* _WORK ITEM_:
Within the data below, count the lines that include "approx" and give only the count.

● ● ● ● ●

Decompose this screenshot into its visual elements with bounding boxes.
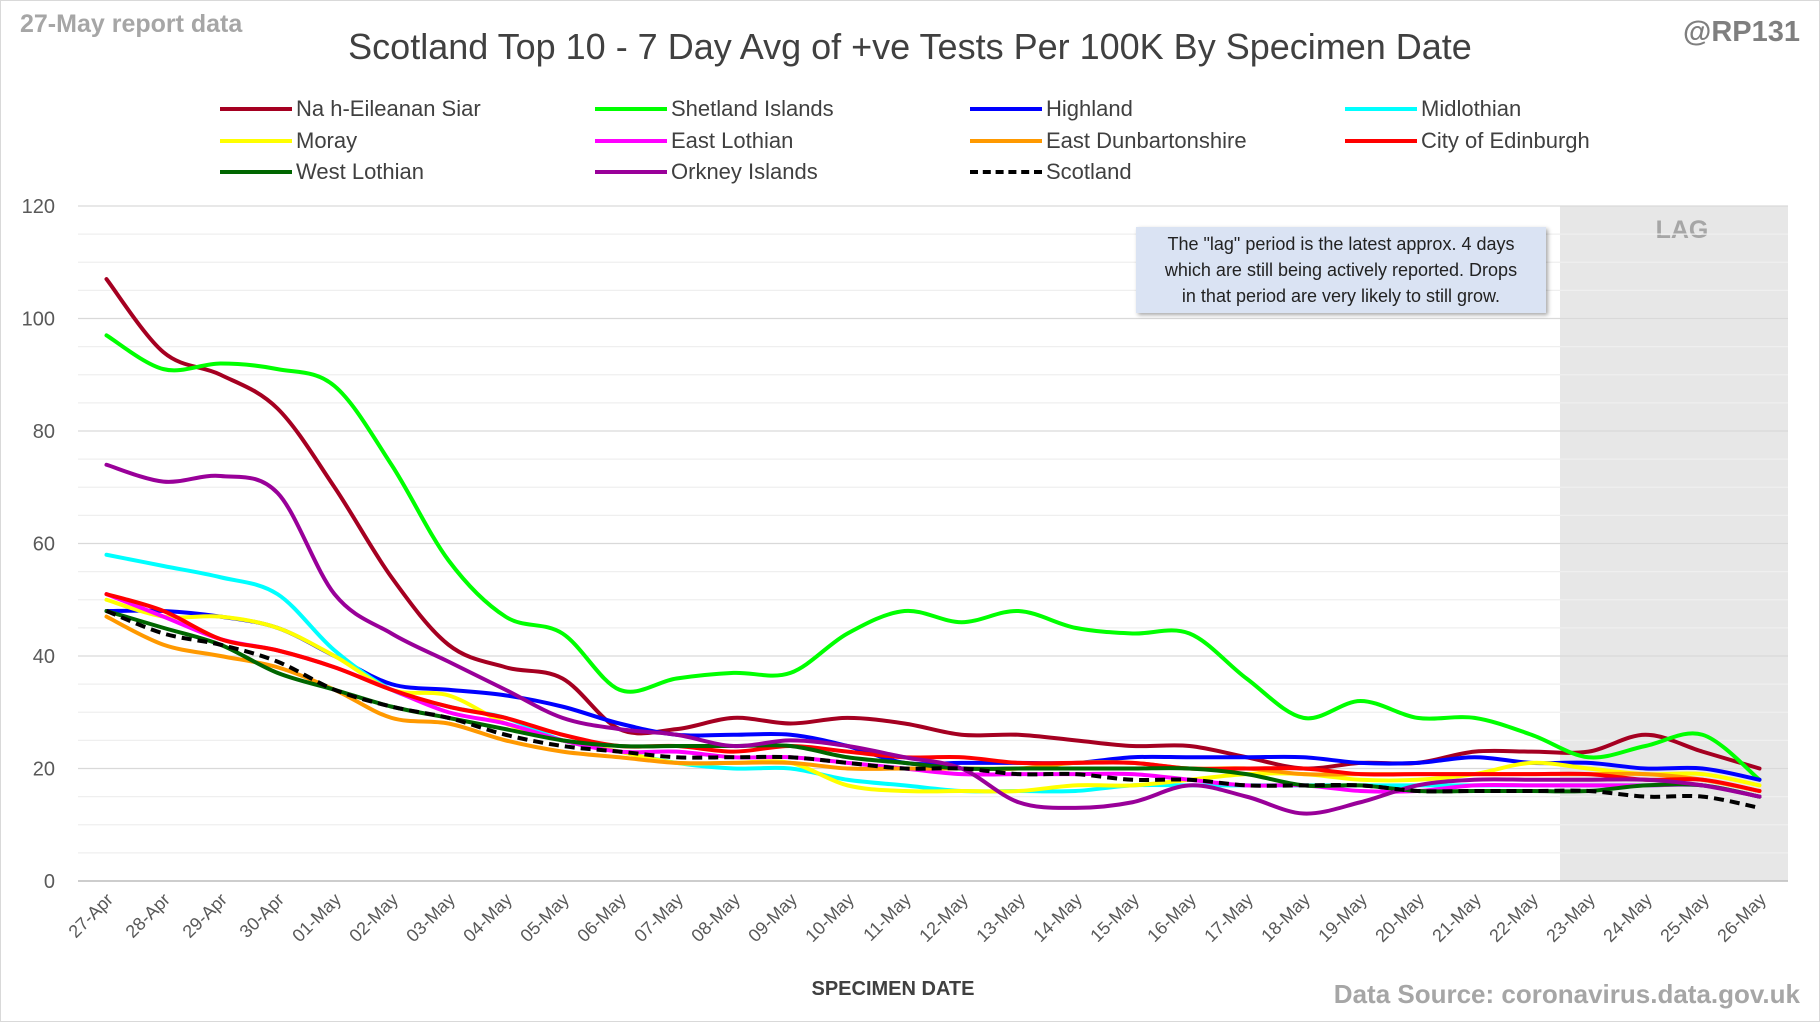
legend-label: East Dunbartonshire <box>1046 128 1247 153</box>
legend-label: Na h-Eileanan Siar <box>296 96 481 121</box>
legend-swatch <box>220 139 292 143</box>
y-tick-label: 100 <box>22 309 55 331</box>
x-tick-label: 28-Apr <box>122 889 174 941</box>
y-tick-label: 20 <box>33 759 55 781</box>
legend-swatch <box>220 107 292 111</box>
x-tick-label: 18-May <box>1257 889 1314 946</box>
legend-swatch <box>220 170 292 174</box>
series-line-na-h-eileanan-siar <box>104 277 1762 771</box>
legend-label: Orkney Islands <box>671 159 818 184</box>
legend-swatch <box>595 107 667 111</box>
legend-item-east-lothian: East Lothian <box>595 126 793 156</box>
legend-swatch <box>1345 107 1417 111</box>
legend-item-east-dunbartonshire: East Dunbartonshire <box>970 126 1247 156</box>
y-tick-label: 40 <box>33 646 55 668</box>
legend-swatch <box>595 139 667 143</box>
legend-item-midlothian: Midlothian <box>1345 94 1521 124</box>
legend-swatch <box>970 107 1042 111</box>
x-tick-label: 21-May <box>1428 889 1485 946</box>
x-tick-label: 17-May <box>1200 889 1257 946</box>
series-line-scotland <box>105 609 1760 810</box>
legend-label: Highland <box>1046 96 1133 121</box>
report-date-label: 27-May report data <box>20 10 243 38</box>
y-tick-label: 120 <box>22 196 55 218</box>
x-tick-label: 11-May <box>859 889 915 945</box>
lag-annotation: The "lag" period is the latest approx. 4… <box>1136 227 1546 313</box>
legend-label: Moray <box>296 128 358 153</box>
x-tick-label: 14-May <box>1029 889 1086 946</box>
x-tick-label: 03-May <box>402 889 459 946</box>
x-tick-label: 09-May <box>744 889 801 946</box>
legend-label: Shetland Islands <box>671 96 834 121</box>
x-tick-label: 06-May <box>573 889 630 946</box>
legend-swatch <box>1345 139 1417 143</box>
author-handle: @RP131 <box>1683 16 1800 48</box>
chart-title: Scotland Top 10 - 7 Day Avg of +ve Tests… <box>348 26 1472 67</box>
lag-annotation-line-3: in that period are very likely to still … <box>1181 286 1501 306</box>
x-tick-label: 13-May <box>972 889 1029 946</box>
x-tick-label: 22-May <box>1485 889 1542 946</box>
y-tick-label: 60 <box>33 534 55 556</box>
legend-label: Scotland <box>1046 159 1132 184</box>
x-tick-label: 26-May <box>1713 889 1770 946</box>
legend-item-highland: Highland <box>970 94 1133 124</box>
series-line-orkney-islands <box>104 462 1762 816</box>
x-tick-label: 20-May <box>1371 889 1428 946</box>
y-tick-label: 0 <box>44 871 55 893</box>
series-line-shetland-islands <box>104 333 1762 782</box>
legend-item-na-h-eileanan-siar: Na h-Eileanan Siar <box>220 94 481 124</box>
x-tick-label: 07-May <box>630 889 687 946</box>
x-tick-label: 16-May <box>1143 889 1200 946</box>
x-tick-label: 15-May <box>1086 889 1143 946</box>
x-tick-label: 08-May <box>687 889 744 946</box>
x-tick-label: 27-Apr <box>65 889 117 941</box>
series-line-city-of-edinburgh <box>104 592 1762 793</box>
x-tick-label: 19-May <box>1314 889 1371 946</box>
legend-label: Midlothian <box>1421 96 1522 121</box>
x-tick-label: 05-May <box>516 889 573 946</box>
legend-label: West Lothian <box>296 159 425 184</box>
x-tick-label: 24-May <box>1599 889 1656 946</box>
x-tick-label: 04-May <box>459 889 516 946</box>
x-tick-label: 30-Apr <box>236 889 288 941</box>
legend-item-moray: Moray <box>220 126 357 156</box>
x-tick-label: 23-May <box>1542 889 1599 946</box>
legend-item-city-of-edinburgh: City of Edinburgh <box>1345 126 1590 156</box>
y-tick-label: 80 <box>33 421 55 443</box>
lag-label: LAG <box>1656 216 1709 244</box>
legend-label: City of Edinburgh <box>1421 128 1590 153</box>
x-axis-title: SPECIMEN DATE <box>812 978 975 1000</box>
legend-item-orkney-islands: Orkney Islands <box>595 157 818 187</box>
legend-swatch <box>970 170 1042 174</box>
x-tick-label: 25-May <box>1656 889 1713 946</box>
legend-item-shetland-islands: Shetland Islands <box>595 94 834 124</box>
x-tick-label: 02-May <box>345 889 402 946</box>
lag-annotation-line-2: which are still being actively reported.… <box>1164 260 1518 280</box>
legend-item-west-lothian: West Lothian <box>220 157 424 187</box>
legend-item-scotland: Scotland <box>970 157 1132 187</box>
legend-label: East Lothian <box>671 128 794 153</box>
x-tick-label: 12-May <box>915 889 972 946</box>
legend-swatch <box>595 170 667 174</box>
x-tick-label: 10-May <box>801 889 858 946</box>
x-tick-label: 01-May <box>288 889 345 946</box>
data-source-label: Data Source: coronavirus.data.gov.uk <box>1333 979 1800 1009</box>
lag-annotation-line-1: The "lag" period is the latest approx. 4… <box>1167 234 1515 254</box>
legend-swatch <box>970 139 1042 143</box>
x-tick-label: 29-Apr <box>179 889 231 941</box>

● ● ● ● ●

* _SOLVED EXERCISE_:
2